Entries taken from a collection
★ ★ ★ ★
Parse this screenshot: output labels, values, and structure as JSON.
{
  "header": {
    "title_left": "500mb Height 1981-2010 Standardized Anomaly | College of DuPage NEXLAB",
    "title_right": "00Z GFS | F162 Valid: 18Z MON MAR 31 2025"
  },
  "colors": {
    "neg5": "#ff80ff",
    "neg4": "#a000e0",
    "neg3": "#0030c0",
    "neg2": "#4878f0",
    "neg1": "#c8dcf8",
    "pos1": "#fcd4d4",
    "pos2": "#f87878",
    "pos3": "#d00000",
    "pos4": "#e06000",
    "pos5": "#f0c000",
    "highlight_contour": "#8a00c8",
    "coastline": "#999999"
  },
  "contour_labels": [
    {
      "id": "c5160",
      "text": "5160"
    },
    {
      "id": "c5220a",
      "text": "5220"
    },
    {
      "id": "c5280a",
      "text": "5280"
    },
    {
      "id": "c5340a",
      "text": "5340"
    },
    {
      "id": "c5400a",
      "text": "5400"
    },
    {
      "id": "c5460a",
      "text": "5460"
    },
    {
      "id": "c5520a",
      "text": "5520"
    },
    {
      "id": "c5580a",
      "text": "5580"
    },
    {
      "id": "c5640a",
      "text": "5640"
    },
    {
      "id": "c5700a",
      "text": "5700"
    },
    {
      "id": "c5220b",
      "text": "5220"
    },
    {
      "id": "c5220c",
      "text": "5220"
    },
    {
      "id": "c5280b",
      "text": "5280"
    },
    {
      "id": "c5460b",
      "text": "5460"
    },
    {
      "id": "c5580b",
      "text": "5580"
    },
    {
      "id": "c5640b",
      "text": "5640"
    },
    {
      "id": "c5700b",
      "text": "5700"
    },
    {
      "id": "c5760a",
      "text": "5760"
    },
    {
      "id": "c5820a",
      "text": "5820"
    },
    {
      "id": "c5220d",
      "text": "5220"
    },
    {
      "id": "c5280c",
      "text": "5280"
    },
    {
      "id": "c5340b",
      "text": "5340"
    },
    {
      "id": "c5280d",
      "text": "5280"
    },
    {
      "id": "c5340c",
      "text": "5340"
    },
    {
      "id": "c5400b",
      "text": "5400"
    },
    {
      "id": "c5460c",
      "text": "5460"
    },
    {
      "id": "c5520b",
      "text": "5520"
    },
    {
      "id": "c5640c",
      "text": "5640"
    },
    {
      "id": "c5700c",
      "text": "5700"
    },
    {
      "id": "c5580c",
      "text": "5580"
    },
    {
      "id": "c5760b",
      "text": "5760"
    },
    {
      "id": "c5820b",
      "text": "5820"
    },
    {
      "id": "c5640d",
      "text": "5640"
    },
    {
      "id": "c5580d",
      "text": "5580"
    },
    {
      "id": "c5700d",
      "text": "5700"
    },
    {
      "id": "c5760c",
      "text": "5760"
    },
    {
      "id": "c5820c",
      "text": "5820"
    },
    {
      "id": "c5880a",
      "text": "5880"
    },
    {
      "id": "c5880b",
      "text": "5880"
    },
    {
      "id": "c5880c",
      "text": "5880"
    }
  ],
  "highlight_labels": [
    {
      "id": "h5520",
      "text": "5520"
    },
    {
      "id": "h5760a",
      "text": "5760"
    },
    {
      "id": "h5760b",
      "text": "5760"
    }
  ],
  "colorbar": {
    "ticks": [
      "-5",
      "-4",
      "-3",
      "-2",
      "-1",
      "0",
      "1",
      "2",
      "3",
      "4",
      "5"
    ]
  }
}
★ ★ ★ ★
SHORT TASK: Extract all the material, leaving every line as it is.

FINAL ANSWER:
Parse this screenshot: output labels, values, and structure as JSON.
{
  "header": {
    "title_left": "500mb Height 1981-2010 Standardized Anomaly | College of DuPage NEXLAB",
    "title_right": "00Z GFS | F162 Valid: 18Z MON MAR 31 2025"
  },
  "colors": {
    "neg5": "#ff80ff",
    "neg4": "#a000e0",
    "neg3": "#0030c0",
    "neg2": "#4878f0",
    "neg1": "#c8dcf8",
    "pos1": "#fcd4d4",
    "pos2": "#f87878",
    "pos3": "#d00000",
    "pos4": "#e06000",
    "pos5": "#f0c000",
    "highlight_contour": "#8a00c8",
    "coastline": "#999999"
  },
  "contour_labels": [
    {
      "id": "c5160",
      "text": "5160"
    },
    {
      "id": "c5220a",
      "text": "5220"
    },
    {
      "id": "c5280a",
      "text": "5280"
    },
    {
      "id": "c5340a",
      "text": "5340"
    },
    {
      "id": "c5400a",
      "text": "5400"
    },
    {
      "id": "c5460a",
      "text": "5460"
    },
    {
      "id": "c5520a",
      "text": "5520"
    },
    {
      "id": "c5580a",
      "text": "5580"
    },
    {
      "id": "c5640a",
      "text": "5640"
    },
    {
      "id": "c5700a",
      "text": "5700"
    },
    {
      "id": "c5220b",
      "text": "5220"
    },
    {
      "id": "c5220c",
      "text": "5220"
    },
    {
      "id": "c5280b",
      "text": "5280"
    },
    {
      "id": "c5460b",
      "text": "5460"
    },
    {
      "id": "c5580b",
      "text": "5580"
    },
    {
      "id": "c5640b",
      "text": "5640"
    },
    {
      "id": "c5700b",
      "text": "5700"
    },
    {
      "id": "c5760a",
      "text": "5760"
    },
    {
      "id": "c5820a",
      "text": "5820"
    },
    {
      "id": "c5220d",
      "text": "5220"
    },
    {
      "id": "c5280c",
      "text": "5280"
    },
    {
      "id": "c5340b",
      "text": "5340"
    },
    {
      "id": "c5280d",
      "text": "5280"
    },
    {
      "id": "c5340c",
      "text": "5340"
    },
    {
      "id": "c5400b",
      "text": "5400"
    },
    {
      "id": "c5460c",
      "text": "5460"
    },
    {
      "id": "c5520b",
      "text": "5520"
    },
    {
      "id": "c5640c",
      "text": "5640"
    },
    {
      "id": "c5700c",
      "text": "5700"
    },
    {
      "id": "c5580c",
      "text": "5580"
    },
    {
      "id": "c5760b",
      "text": "5760"
    },
    {
      "id": "c5820b",
      "text": "5820"
    },
    {
      "id": "c5640d",
      "text": "5640"
    },
    {
      "id": "c5580d",
      "text": "5580"
    },
    {
      "id": "c5700d",
      "text": "5700"
    },
    {
      "id": "c5760c",
      "text": "5760"
    },
    {
      "id": "c5820c",
      "text": "5820"
    },
    {
      "id": "c5880a",
      "text": "5880"
    },
    {
      "id": "c5880b",
      "text": "5880"
    },
    {
      "id": "c5880c",
      "text": "5880"
    }
  ],
  "highlight_labels": [
    {
      "id": "h5520",
      "text": "5520"
    },
    {
      "id": "h5760a",
      "text": "5760"
    },
    {
      "id": "h5760b",
      "text": "5760"
    }
  ],
  "colorbar": {
    "ticks": [
      "-5",
      "-4",
      "-3",
      "-2",
      "-1",
      "0",
      "1",
      "2",
      "3",
      "4",
      "5"
    ]
  }
}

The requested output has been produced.